TASK GOAL:
All of the data should be repeated exactly; pictures are not part of the copy.

[Figure record extracts]
════════════════

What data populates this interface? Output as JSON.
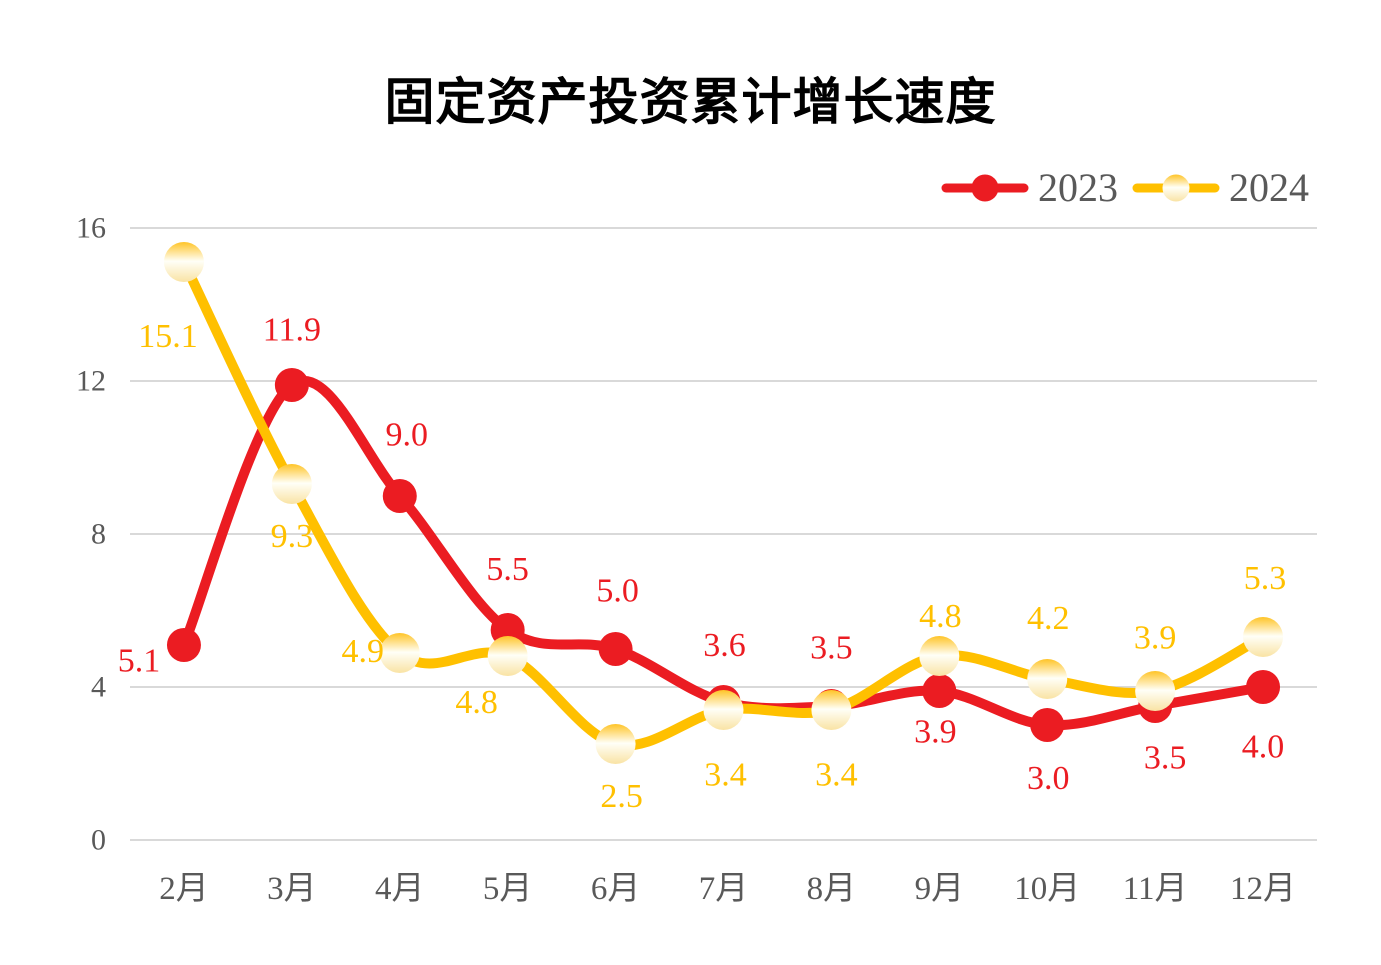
{
  "title": "固定资产投资累计增长速度",
  "colors": {
    "series_2023": "#EB1C22",
    "series_2024": "#FFC000",
    "gold_marker_gradient": [
      "#FFC427",
      "#FFFFF7",
      "#F9E3A4"
    ],
    "grid_line": "#D9D9D9",
    "axis_text": "#595959",
    "title_text": "#000000",
    "background": "#FFFFFF"
  },
  "legend": {
    "items": [
      "2023",
      "2024"
    ]
  },
  "chart_data": {
    "type": "line",
    "title": "固定资产投资累计增长速度",
    "categories": [
      "2月",
      "3月",
      "4月",
      "5月",
      "6月",
      "7月",
      "8月",
      "9月",
      "10月",
      "11月",
      "12月"
    ],
    "series": [
      {
        "name": "2023",
        "color": "#EB1C22",
        "marker": "solid",
        "values": [
          5.1,
          11.9,
          9.0,
          5.5,
          5.0,
          3.6,
          3.5,
          3.9,
          3.0,
          3.5,
          4.0
        ],
        "labels": [
          "5.1",
          "11.9",
          "9.0",
          "5.5",
          "5.0",
          "3.6",
          "3.5",
          "3.9",
          "3.0",
          "3.5",
          "4.0"
        ],
        "label_offsets": [
          [
            -45,
            16
          ],
          [
            0,
            -55
          ],
          [
            7,
            -61
          ],
          [
            0,
            -60
          ],
          [
            2,
            -58
          ],
          [
            1,
            -57
          ],
          [
            0,
            -58
          ],
          [
            -4,
            41
          ],
          [
            1,
            53
          ],
          [
            10,
            52
          ],
          [
            0,
            60
          ]
        ]
      },
      {
        "name": "2024",
        "color": "#FFC000",
        "marker": "gradient",
        "values": [
          15.1,
          9.3,
          4.9,
          4.8,
          2.5,
          3.4,
          3.4,
          4.8,
          4.2,
          3.9,
          5.3
        ],
        "labels": [
          "15.1",
          "9.3",
          "4.9",
          "4.8",
          "2.5",
          "3.4",
          "3.4",
          "4.8",
          "4.2",
          "3.9",
          "5.3"
        ],
        "label_offsets": [
          [
            -16,
            74
          ],
          [
            0,
            52
          ],
          [
            -37,
            -1
          ],
          [
            -31,
            46
          ],
          [
            6,
            52
          ],
          [
            2,
            65
          ],
          [
            5,
            65
          ],
          [
            1,
            -40
          ],
          [
            1,
            -61
          ],
          [
            0,
            -53
          ],
          [
            2,
            -59
          ]
        ]
      }
    ],
    "xlabel": "",
    "ylabel": "",
    "ylim": [
      0,
      16
    ],
    "yticks": [
      0,
      4,
      8,
      12,
      16
    ],
    "grid": true,
    "line_style": "smooth",
    "legend_position": "top-right"
  }
}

════════════════

RESPONSE TO THIS TASK:
What data populates this interface? Output as JSON.
{
  "title": "固定资产投资累计增长速度",
  "colors": {
    "series_2023": "#EB1C22",
    "series_2024": "#FFC000",
    "gold_marker_gradient": [
      "#FFC427",
      "#FFFFF7",
      "#F9E3A4"
    ],
    "grid_line": "#D9D9D9",
    "axis_text": "#595959",
    "title_text": "#000000",
    "background": "#FFFFFF"
  },
  "legend": {
    "items": [
      "2023",
      "2024"
    ]
  },
  "chart_data": {
    "type": "line",
    "title": "固定资产投资累计增长速度",
    "categories": [
      "2月",
      "3月",
      "4月",
      "5月",
      "6月",
      "7月",
      "8月",
      "9月",
      "10月",
      "11月",
      "12月"
    ],
    "series": [
      {
        "name": "2023",
        "color": "#EB1C22",
        "marker": "solid",
        "values": [
          5.1,
          11.9,
          9.0,
          5.5,
          5.0,
          3.6,
          3.5,
          3.9,
          3.0,
          3.5,
          4.0
        ],
        "labels": [
          "5.1",
          "11.9",
          "9.0",
          "5.5",
          "5.0",
          "3.6",
          "3.5",
          "3.9",
          "3.0",
          "3.5",
          "4.0"
        ],
        "label_offsets": [
          [
            -45,
            16
          ],
          [
            0,
            -55
          ],
          [
            7,
            -61
          ],
          [
            0,
            -60
          ],
          [
            2,
            -58
          ],
          [
            1,
            -57
          ],
          [
            0,
            -58
          ],
          [
            -4,
            41
          ],
          [
            1,
            53
          ],
          [
            10,
            52
          ],
          [
            0,
            60
          ]
        ]
      },
      {
        "name": "2024",
        "color": "#FFC000",
        "marker": "gradient",
        "values": [
          15.1,
          9.3,
          4.9,
          4.8,
          2.5,
          3.4,
          3.4,
          4.8,
          4.2,
          3.9,
          5.3
        ],
        "labels": [
          "15.1",
          "9.3",
          "4.9",
          "4.8",
          "2.5",
          "3.4",
          "3.4",
          "4.8",
          "4.2",
          "3.9",
          "5.3"
        ],
        "label_offsets": [
          [
            -16,
            74
          ],
          [
            0,
            52
          ],
          [
            -37,
            -1
          ],
          [
            -31,
            46
          ],
          [
            6,
            52
          ],
          [
            2,
            65
          ],
          [
            5,
            65
          ],
          [
            1,
            -40
          ],
          [
            1,
            -61
          ],
          [
            0,
            -53
          ],
          [
            2,
            -59
          ]
        ]
      }
    ],
    "xlabel": "",
    "ylabel": "",
    "ylim": [
      0,
      16
    ],
    "yticks": [
      0,
      4,
      8,
      12,
      16
    ],
    "grid": true,
    "line_style": "smooth",
    "legend_position": "top-right"
  }
}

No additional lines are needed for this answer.